Begin EXTRACTED ENTRIES

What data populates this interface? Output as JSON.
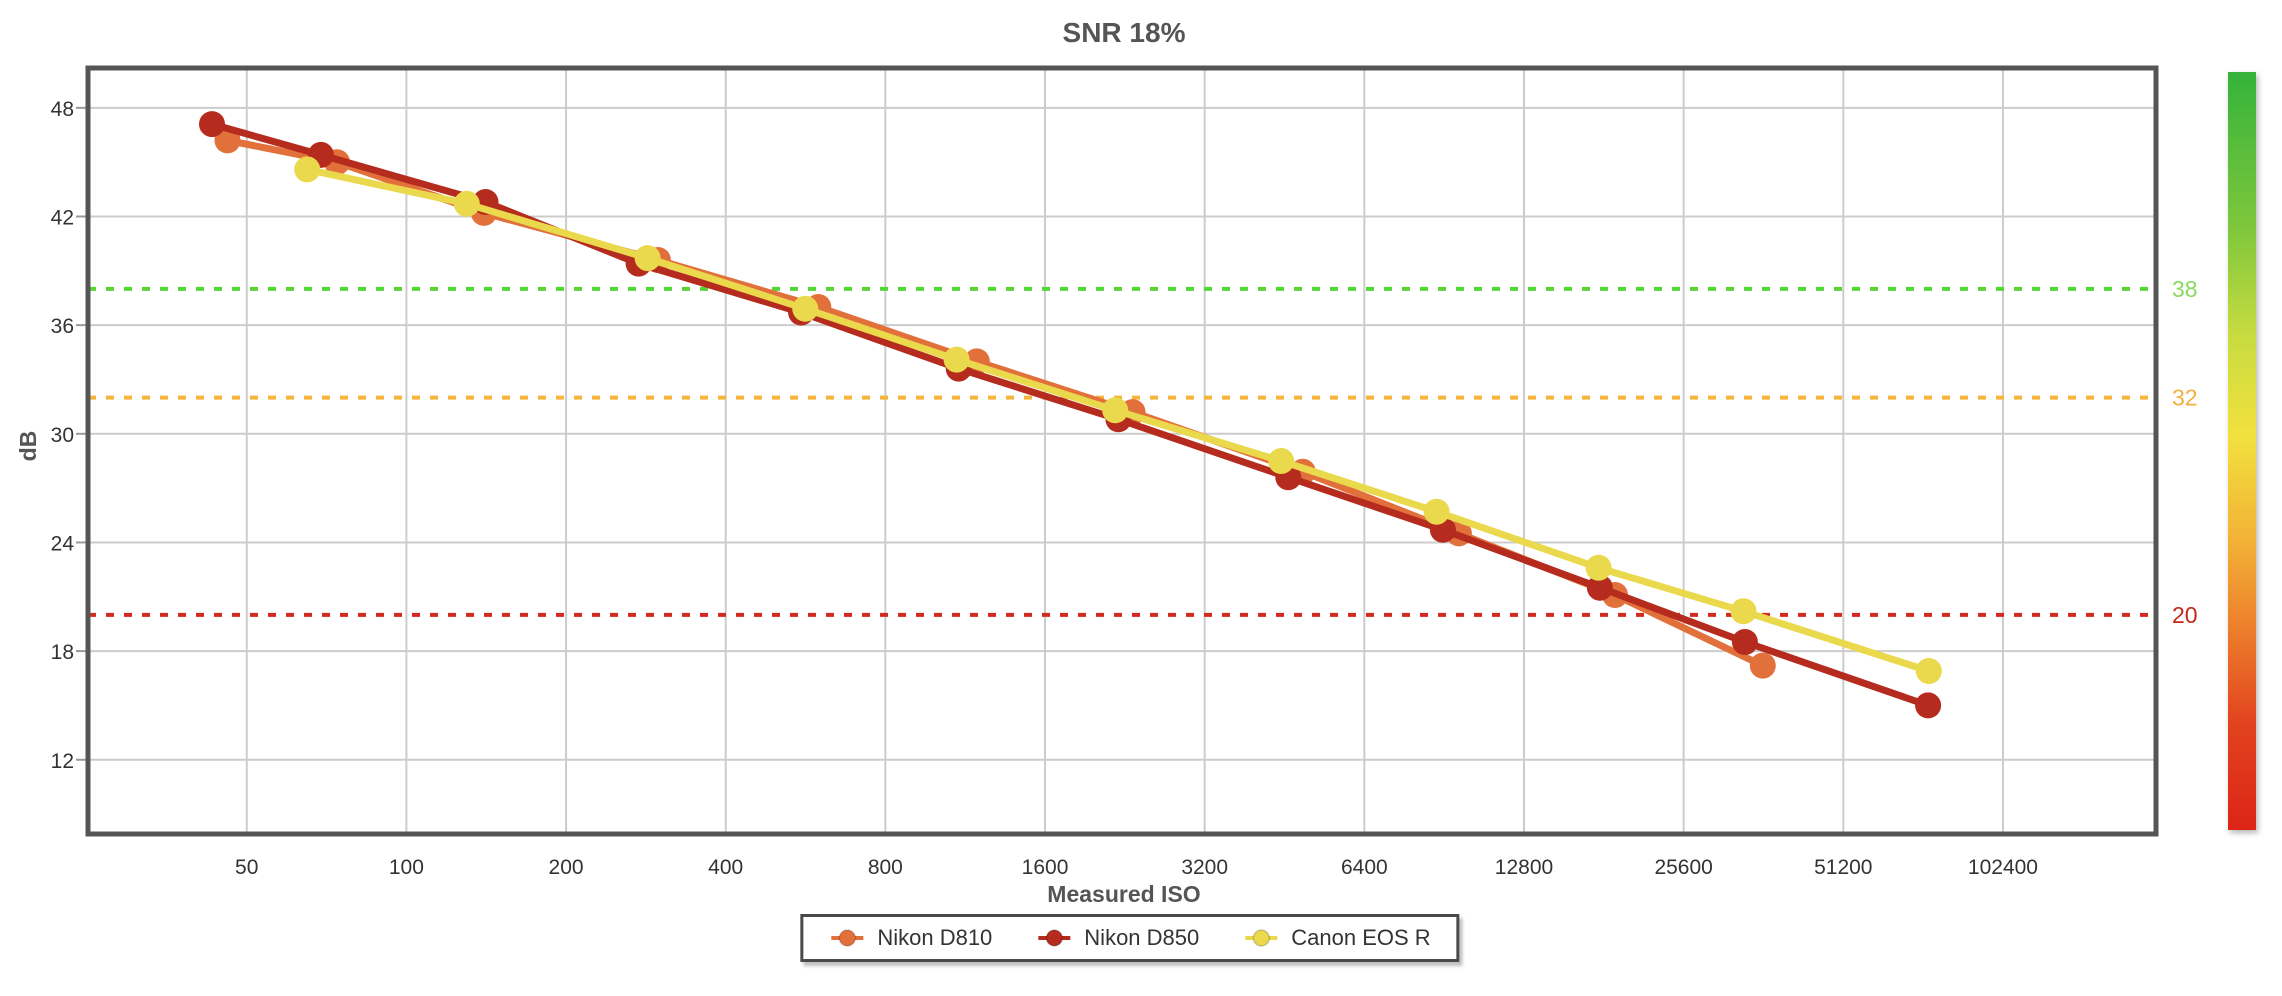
{
  "chart_data": {
    "type": "line",
    "title": "SNR 18%",
    "xlabel": "Measured ISO",
    "ylabel": "dB",
    "x_scale": "log2",
    "grid": true,
    "legend_position": "bottom",
    "x_ticks": [
      50,
      100,
      200,
      400,
      800,
      1600,
      3200,
      6400,
      12800,
      25600,
      51200,
      102400
    ],
    "y_ticks": [
      48,
      42,
      36,
      30,
      24,
      18,
      12
    ],
    "x_range": [
      25.1,
      199000
    ],
    "y_range": [
      7.9,
      50.2
    ],
    "reference_lines": [
      {
        "db": 38,
        "label": "38",
        "line_color": "#55d636",
        "label_color": "#86db5f"
      },
      {
        "db": 32,
        "label": "32",
        "line_color": "#f5b53b",
        "label_color": "#f2af3d"
      },
      {
        "db": 20,
        "label": "20",
        "line_color": "#d02b1d",
        "label_color": "#c3281a"
      }
    ],
    "colorbar": {
      "stops": [
        "#35b33b",
        "#7cc63c",
        "#c8dc40",
        "#f2e13e",
        "#f2b136",
        "#ec7c2b",
        "#e2431f",
        "#dc2517"
      ],
      "offsets": [
        0,
        0.2,
        0.35,
        0.48,
        0.62,
        0.74,
        0.86,
        1
      ]
    },
    "series": [
      {
        "name": "Nikon D810",
        "color": "#e2703a",
        "points": [
          [
            46,
            46.2
          ],
          [
            74,
            45.0
          ],
          [
            140,
            42.2
          ],
          [
            298,
            39.6
          ],
          [
            598,
            37.0
          ],
          [
            1190,
            34.0
          ],
          [
            2340,
            31.2
          ],
          [
            4900,
            27.9
          ],
          [
            9650,
            24.5
          ],
          [
            19000,
            21.1
          ],
          [
            36100,
            17.2
          ]
        ]
      },
      {
        "name": "Nikon D850",
        "color": "#b52b1e",
        "points": [
          [
            43,
            47.1
          ],
          [
            69,
            45.4
          ],
          [
            141,
            42.8
          ],
          [
            274,
            39.4
          ],
          [
            555,
            36.7
          ],
          [
            1100,
            33.6
          ],
          [
            2200,
            30.8
          ],
          [
            4600,
            27.6
          ],
          [
            9000,
            24.7
          ],
          [
            17800,
            21.5
          ],
          [
            33400,
            18.5
          ],
          [
            74000,
            15.0
          ]
        ]
      },
      {
        "name": "Canon EOS R",
        "color": "#ead94c",
        "points": [
          [
            65,
            44.6
          ],
          [
            130,
            42.7
          ],
          [
            285,
            39.7
          ],
          [
            565,
            36.9
          ],
          [
            1090,
            34.1
          ],
          [
            2170,
            31.3
          ],
          [
            4460,
            28.5
          ],
          [
            8760,
            25.7
          ],
          [
            17700,
            22.6
          ],
          [
            33200,
            20.2
          ],
          [
            74200,
            16.9
          ]
        ]
      }
    ],
    "style_colors": {
      "grid": "#cccccc",
      "plot_border": "#555555",
      "tick_text": "#333333",
      "title_text": "#555555"
    }
  }
}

End EXTRACTED ENTRIES

Exclude the images, then output the data above word for word.

#### [SOLUTION]
What data populates this interface? Output as JSON.
{
  "chart_data": {
    "type": "line",
    "title": "SNR 18%",
    "xlabel": "Measured ISO",
    "ylabel": "dB",
    "x_scale": "log2",
    "grid": true,
    "legend_position": "bottom",
    "x_ticks": [
      50,
      100,
      200,
      400,
      800,
      1600,
      3200,
      6400,
      12800,
      25600,
      51200,
      102400
    ],
    "y_ticks": [
      48,
      42,
      36,
      30,
      24,
      18,
      12
    ],
    "x_range": [
      25.1,
      199000
    ],
    "y_range": [
      7.9,
      50.2
    ],
    "reference_lines": [
      {
        "db": 38,
        "label": "38",
        "line_color": "#55d636",
        "label_color": "#86db5f"
      },
      {
        "db": 32,
        "label": "32",
        "line_color": "#f5b53b",
        "label_color": "#f2af3d"
      },
      {
        "db": 20,
        "label": "20",
        "line_color": "#d02b1d",
        "label_color": "#c3281a"
      }
    ],
    "colorbar": {
      "stops": [
        "#35b33b",
        "#7cc63c",
        "#c8dc40",
        "#f2e13e",
        "#f2b136",
        "#ec7c2b",
        "#e2431f",
        "#dc2517"
      ],
      "offsets": [
        0,
        0.2,
        0.35,
        0.48,
        0.62,
        0.74,
        0.86,
        1
      ]
    },
    "series": [
      {
        "name": "Nikon D810",
        "color": "#e2703a",
        "points": [
          [
            46,
            46.2
          ],
          [
            74,
            45.0
          ],
          [
            140,
            42.2
          ],
          [
            298,
            39.6
          ],
          [
            598,
            37.0
          ],
          [
            1190,
            34.0
          ],
          [
            2340,
            31.2
          ],
          [
            4900,
            27.9
          ],
          [
            9650,
            24.5
          ],
          [
            19000,
            21.1
          ],
          [
            36100,
            17.2
          ]
        ]
      },
      {
        "name": "Nikon D850",
        "color": "#b52b1e",
        "points": [
          [
            43,
            47.1
          ],
          [
            69,
            45.4
          ],
          [
            141,
            42.8
          ],
          [
            274,
            39.4
          ],
          [
            555,
            36.7
          ],
          [
            1100,
            33.6
          ],
          [
            2200,
            30.8
          ],
          [
            4600,
            27.6
          ],
          [
            9000,
            24.7
          ],
          [
            17800,
            21.5
          ],
          [
            33400,
            18.5
          ],
          [
            74000,
            15.0
          ]
        ]
      },
      {
        "name": "Canon EOS R",
        "color": "#ead94c",
        "points": [
          [
            65,
            44.6
          ],
          [
            130,
            42.7
          ],
          [
            285,
            39.7
          ],
          [
            565,
            36.9
          ],
          [
            1090,
            34.1
          ],
          [
            2170,
            31.3
          ],
          [
            4460,
            28.5
          ],
          [
            8760,
            25.7
          ],
          [
            17700,
            22.6
          ],
          [
            33200,
            20.2
          ],
          [
            74200,
            16.9
          ]
        ]
      }
    ],
    "style_colors": {
      "grid": "#cccccc",
      "plot_border": "#555555",
      "tick_text": "#333333",
      "title_text": "#555555"
    }
  }
}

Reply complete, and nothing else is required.